-------- Records supplied --------
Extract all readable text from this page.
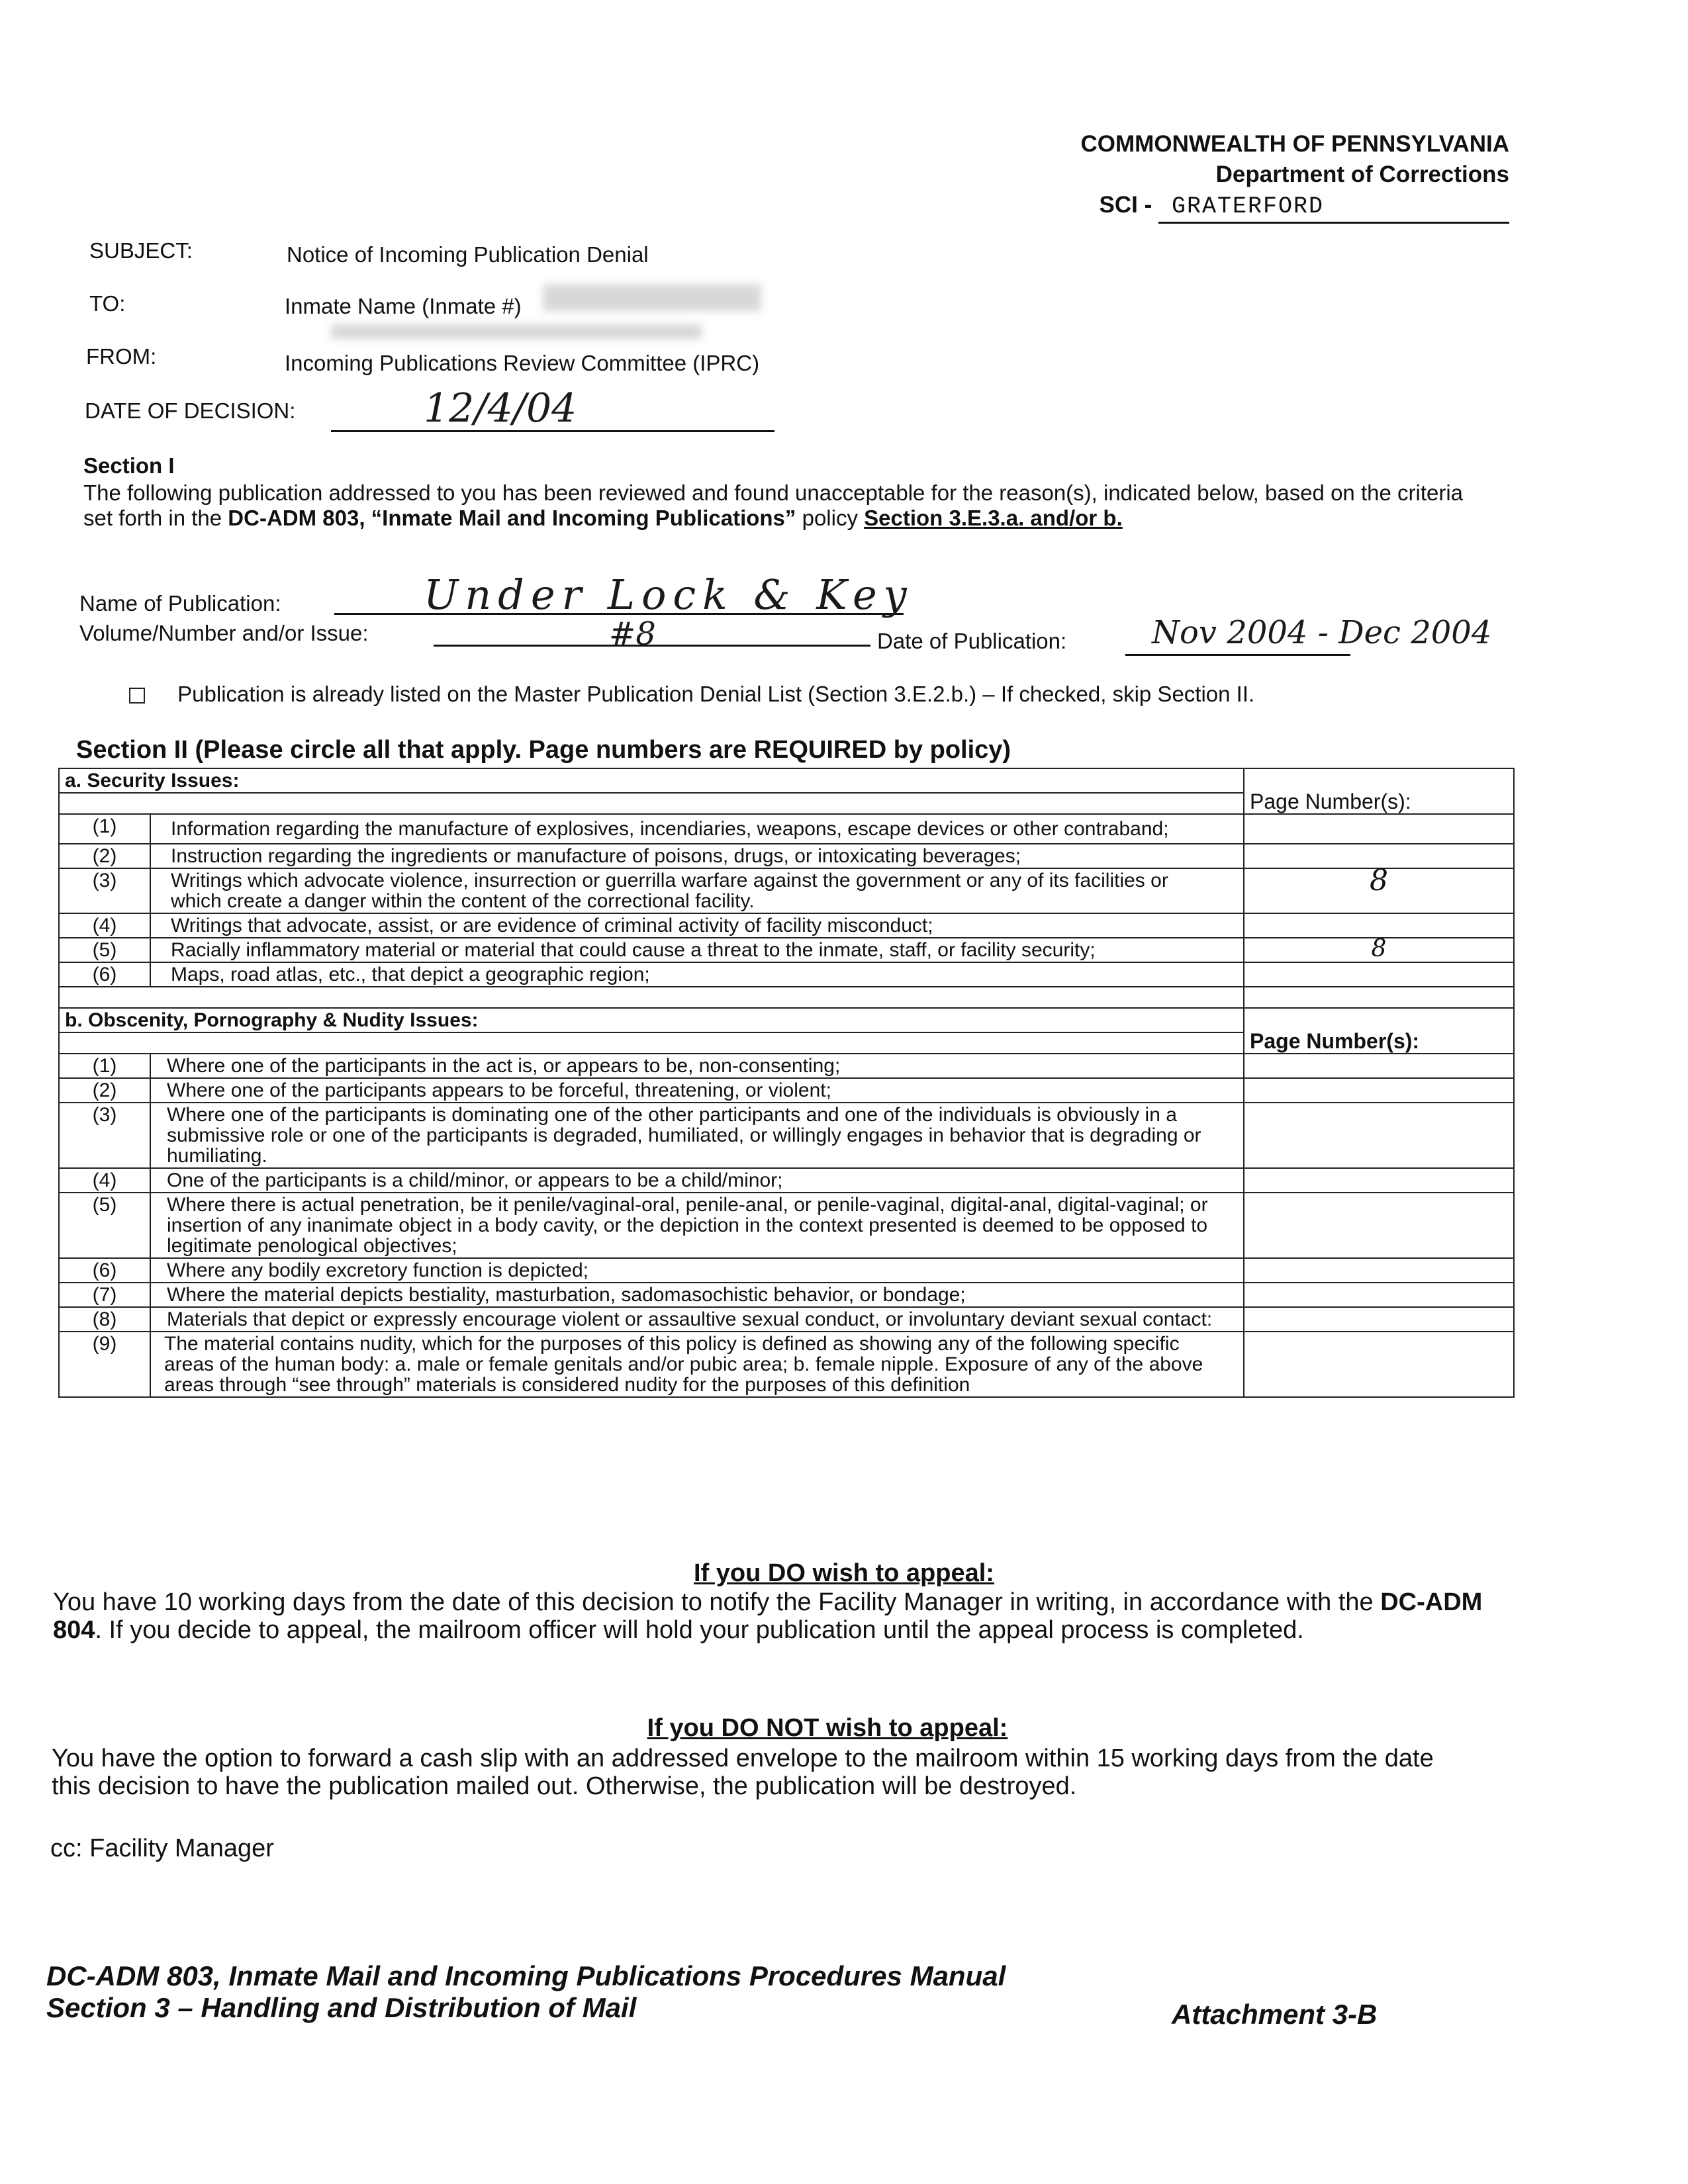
COMMONWEALTH OF PENNSYLVANIA
Department of Corrections
SCI - GRATERFORD
SUBJECT:	Notice of Incoming Publication Denial
TO:	Inmate Name (Inmate #)
FROM:	Incoming Publications Review Committee (IPRC)
DATE OF DECISION:	12/4/04
Section I
The following publication addressed to you has been reviewed and found unacceptable for the reason(s), indicated below, based on the criteria set forth in the DC-ADM 803, “Inmate Mail and Incoming Publications” policy Section 3.E.3.a. and/or b.
Name of Publication:	Under Lock & Key
Volume/Number and/or Issue:	#8	Date of Publication:	Nov 2004 - Dec 2004
Publication is already listed on the Master Publication Denial List (Section 3.E.2.b.) – If checked, skip Section II.
Section II (Please circle all that apply. Page numbers are REQUIRED by policy)
a. Security Issues:		Page Number(s):

(1)	Information regarding the manufacture of explosives, incendiaries, weapons, escape devices or other contraband;	
(2)	Instruction regarding the ingredients or manufacture of poisons, drugs, or intoxicating beverages;	
(3)	Writings which advocate violence, insurrection or guerrilla warfare against the government or any of its facilities or which create a danger within the content of the correctional facility.	8
(4)	Writings that advocate, assist, or are evidence of criminal activity of facility misconduct;	
(5)	Racially inflammatory material or material that could cause a threat to the inmate, staff, or facility security;	8
(6)	Maps, road atlas, etc., that depict a geographic region;	

b. Obscenity, Pornography & Nudity Issues:		Page Number(s):

(1)	Where one of the participants in the act is, or appears to be, non-consenting;	
(2)	Where one of the participants appears to be forceful, threatening, or violent;	
(3)	Where one of the participants is dominating one of the other participants and one of the individuals is obviously in a submissive role or one of the participants is degraded, humiliated, or willingly engages in behavior that is degrading or humiliating.	
(4)	One of the participants is a child/minor, or appears to be a child/minor;	
(5)	Where there is actual penetration, be it penile/vaginal-oral, penile-anal, or penile-vaginal, digital-anal, digital-vaginal; or insertion of any inanimate object in a body cavity, or the depiction in the context presented is deemed to be opposed to legitimate penological objectives;	
(6)	Where any bodily excretory function is depicted;	
(7)	Where the material depicts bestiality, masturbation, sadomasochistic behavior, or bondage;	
(8)	Materials that depict or expressly encourage violent or assaultive sexual conduct, or involuntary deviant sexual contact:	
(9)	The material contains nudity, which for the purposes of this policy is defined as showing any of the following specific areas of the human body: a. male or female genitals and/or pubic area; b. female nipple. Exposure of any of the above areas through “see through” materials is considered nudity for the purposes of this definition	
If you DO wish to appeal:
You have 10 working days from the date of this decision to notify the Facility Manager in writing, in accordance with the DC-ADM 804. If you decide to appeal, the mailroom officer will hold your publication until the appeal process is completed.
If you DO NOT wish to appeal:
You have the option to forward a cash slip with an addressed envelope to the mailroom within 15 working days from the date this decision to have the publication mailed out. Otherwise, the publication will be destroyed.
cc: Facility Manager
DC-ADM 803, Inmate Mail and Incoming Publications Procedures Manual
Section 3 – Handling and Distribution of Mail	Attachment 3-B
--------
(Written exercise): Write out each entry exactly as given, omitting any picture.

(Output of the task):
Extract all readable text from this page.
COMMONWEALTH OF PENNSYLVANIA
Department of Corrections
SCI - GRATERFORD
SUBJECT:	Notice of Incoming Publication Denial
TO:	Inmate Name (Inmate #)
FROM:	Incoming Publications Review Committee (IPRC)
DATE OF DECISION:	12/4/04
Section I
The following publication addressed to you has been reviewed and found unacceptable for the reason(s), indicated below, based on the criteria set forth in the DC-ADM 803, “Inmate Mail and Incoming Publications” policy Section 3.E.3.a. and/or b.
Name of Publication:	Under Lock & Key
Volume/Number and/or Issue:	#8	Date of Publication:	Nov 2004 - Dec 2004
Publication is already listed on the Master Publication Denial List (Section 3.E.2.b.) – If checked, skip Section II.
Section II (Please circle all that apply. Page numbers are REQUIRED by policy)
a. Security Issues:		Page Number(s):

(1)	Information regarding the manufacture of explosives, incendiaries, weapons, escape devices or other contraband;	
(2)	Instruction regarding the ingredients or manufacture of poisons, drugs, or intoxicating beverages;	
(3)	Writings which advocate violence, insurrection or guerrilla warfare against the government or any of its facilities or which create a danger within the content of the correctional facility.	8
(4)	Writings that advocate, assist, or are evidence of criminal activity of facility misconduct;	
(5)	Racially inflammatory material or material that could cause a threat to the inmate, staff, or facility security;	8
(6)	Maps, road atlas, etc., that depict a geographic region;	

b. Obscenity, Pornography & Nudity Issues:		Page Number(s):

(1)	Where one of the participants in the act is, or appears to be, non-consenting;	
(2)	Where one of the participants appears to be forceful, threatening, or violent;	
(3)	Where one of the participants is dominating one of the other participants and one of the individuals is obviously in a submissive role or one of the participants is degraded, humiliated, or willingly engages in behavior that is degrading or humiliating.	
(4)	One of the participants is a child/minor, or appears to be a child/minor;	
(5)	Where there is actual penetration, be it penile/vaginal-oral, penile-anal, or penile-vaginal, digital-anal, digital-vaginal; or insertion of any inanimate object in a body cavity, or the depiction in the context presented is deemed to be opposed to legitimate penological objectives;	
(6)	Where any bodily excretory function is depicted;	
(7)	Where the material depicts bestiality, masturbation, sadomasochistic behavior, or bondage;	
(8)	Materials that depict or expressly encourage violent or assaultive sexual conduct, or involuntary deviant sexual contact:	
(9)	The material contains nudity, which for the purposes of this policy is defined as showing any of the following specific areas of the human body: a. male or female genitals and/or pubic area; b. female nipple. Exposure of any of the above areas through “see through” materials is considered nudity for the purposes of this definition	
If you DO wish to appeal:
You have 10 working days from the date of this decision to notify the Facility Manager in writing, in accordance with the DC-ADM 804. If you decide to appeal, the mailroom officer will hold your publication until the appeal process is completed.
If you DO NOT wish to appeal:
You have the option to forward a cash slip with an addressed envelope to the mailroom within 15 working days from the date this decision to have the publication mailed out. Otherwise, the publication will be destroyed.
cc: Facility Manager
DC-ADM 803, Inmate Mail and Incoming Publications Procedures Manual
Section 3 – Handling and Distribution of Mail	Attachment 3-B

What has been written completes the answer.